## 引用文
すべて松岡和子さんの翻訳で読んでいます。ちくま文庫です。

シェイクスピアを音読している経緯はこちら


マクベス

シェイクスピア全集3 マクベス(シェイクスピア 著 , 松岡 和子 翻訳)

魔女の言葉に振り回されたマクベスが、坂道を転がり落ちていくように身を滅ぼす。良心の呵責に苦しみながらも罪を隠すためにさらに罪を重ね、「もう戻れない」という諦めと覚悟によって心が麻痺していく姿が痛々しかったです。自分もマクベスになりうるという恐怖、それ故にどこかに救いがあってほしいと思いました。

”血の川にここまで踏み込んだからには、たとえ渡りきれなくても戻るのもおっくうだ、先へ行くしかない。” (p.104)


マクベスは自身の破滅の予言に恐怖します。不安因子を排除してもまた新たな不安因子が現れて、どんどん予言の言葉に囚われていきます。しかし、マクベス夫人が亡くなり、バーナムの森が動き「破滅のときがきた」という現実に向き合う覚悟を決めて、ようやく予言の恐怖から解放される。最後のマクベスはかっこいいと思う。

## データセット内容
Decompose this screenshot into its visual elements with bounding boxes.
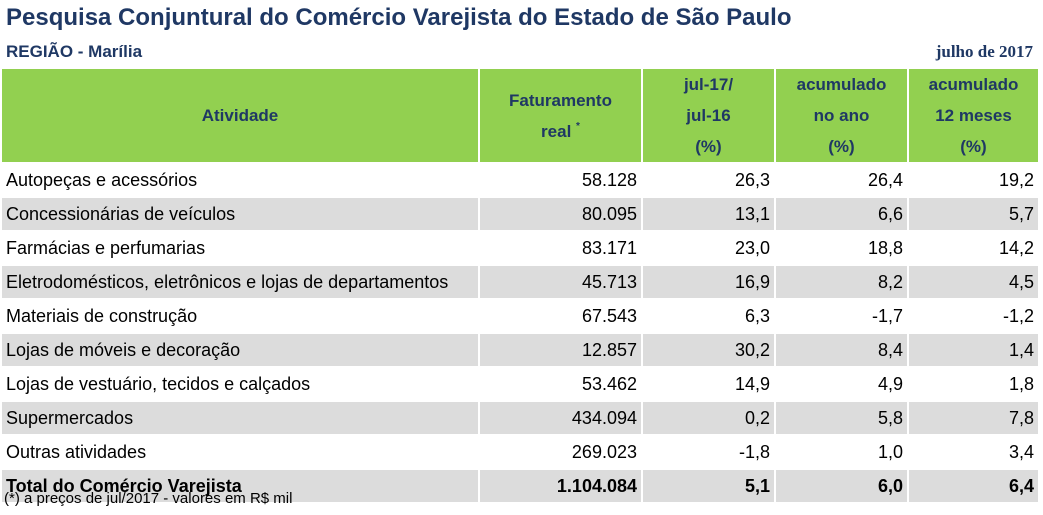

## 課題 1
引用文の「魔女の言葉に振り回されたマク」から「マクベスはかっこいいと思う。」までを、「予言」を「お告げ」に置き換えて書き出してください。
## 課題 2
引用文に基づき、次の問いに答えてください。
(a) 筆者はどなたの翻訳で読んでいますか。
(b) 引用されている一節は何ページからのものですか。
(c) マクベスが「破滅のときがきた」という現実に向き合う前に、どのような出来事が起きましたか。
一覧は参照する必要がありません。

## 正答 1
魔女の言葉に振り回されたマクベスが、坂道を転がり落ちていくように身を滅ぼす。良心の呵責に苦しみながらも罪を隠すためにさらに罪を重ね、「もう戻れない」という諦めと覚悟によって心が麻痺していく姿が痛々しかったです。自分もマクベスになりうるという恐怖、それ故にどこかに救いがあってほしいと思いました。

”血の川にここまで踏み込んだからには、たとえ渡りきれなくても戻るのもおっくうだ、先へ行くしかない。” (p.104)


マクベスは自身の破滅のお告げに恐怖します。不安因子を排除してもまた新たな不安因子が現れて、どんどんお告げの言葉に囚われていきます。しかし、マクベス夫人が亡くなり、バーナムの森が動き「破滅のときがきた」という現実に向き合う覚悟を決めて、ようやくお告げの恐怖から解放される。最後のマクベスはかっこいいと思う。

## 正答 2
(a) 松岡和子さんの翻訳です。
(b) 104ページです。
(c) マクベス夫人が亡くなり、バーナムの森が動きました。